Task details: All the records that follow need to be reproduced exactly. Omit the images.
*** Supplied data ***
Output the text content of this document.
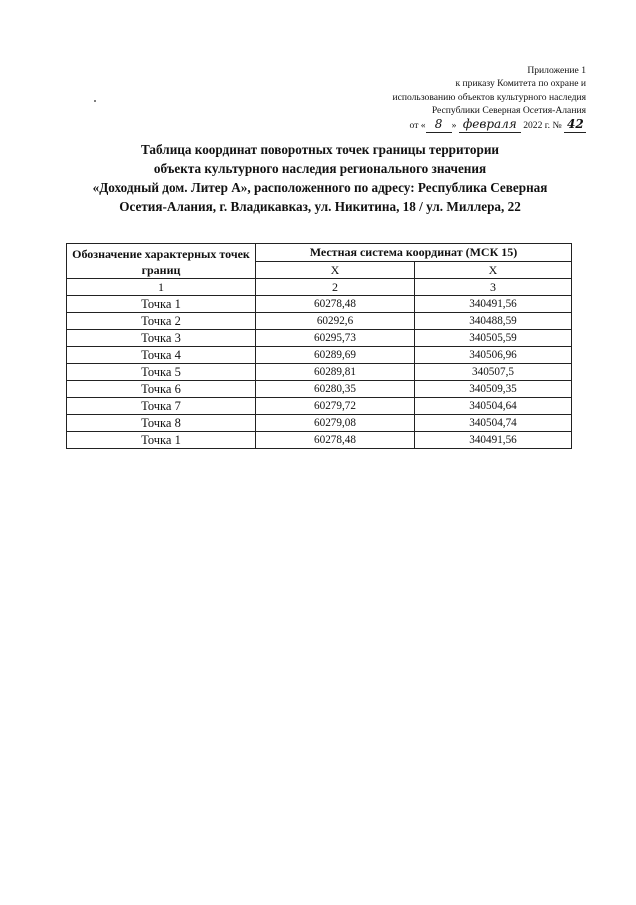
Приложение 1
к приказу Комитета по охране и
использованию объектов культурного наследия
Республики Северная Осетия-Алания
от « 8 » февраля 2022 г. № 42
Таблица координат поворотных точек границы территории
объекта культурного наследия регионального значения
«Доходный дом. Литер А», расположенного по адресу: Республика Северная
Осетия-Алания, г. Владикавказ, ул. Никитина, 18 / ул. Миллера, 22
Обозначение характерных точек границ	Местная система координат (МСК 15)	
	X	Х
1	2	3
Точка 1	60278,48	340491,56
Точка 2	60292,6	340488,59
Точка 3	60295,73	340505,59
Точка 4	60289,69	340506,96
Точка 5	60289,81	340507,5
Точка 6	60280,35	340509,35
Точка 7	60279,72	340504,64
Точка 8	60279,08	340504,74
Точка 1	60278,48	340491,56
***
The answer:
Output the text content of this document.
Приложение 1
к приказу Комитета по охране и
использованию объектов культурного наследия
Республики Северная Осетия-Алания
от « 8 » февраля 2022 г. № 42
Таблица координат поворотных точек границы территории
объекта культурного наследия регионального значения
«Доходный дом. Литер А», расположенного по адресу: Республика Северная
Осетия-Алания, г. Владикавказ, ул. Никитина, 18 / ул. Миллера, 22
Обозначение характерных точек границ	Местная система координат (МСК 15)	
	X	Х
1	2	3
Точка 1	60278,48	340491,56
Точка 2	60292,6	340488,59
Точка 3	60295,73	340505,59
Точка 4	60289,69	340506,96
Точка 5	60289,81	340507,5
Точка 6	60280,35	340509,35
Точка 7	60279,72	340504,64
Точка 8	60279,08	340504,74
Точка 1	60278,48	340491,56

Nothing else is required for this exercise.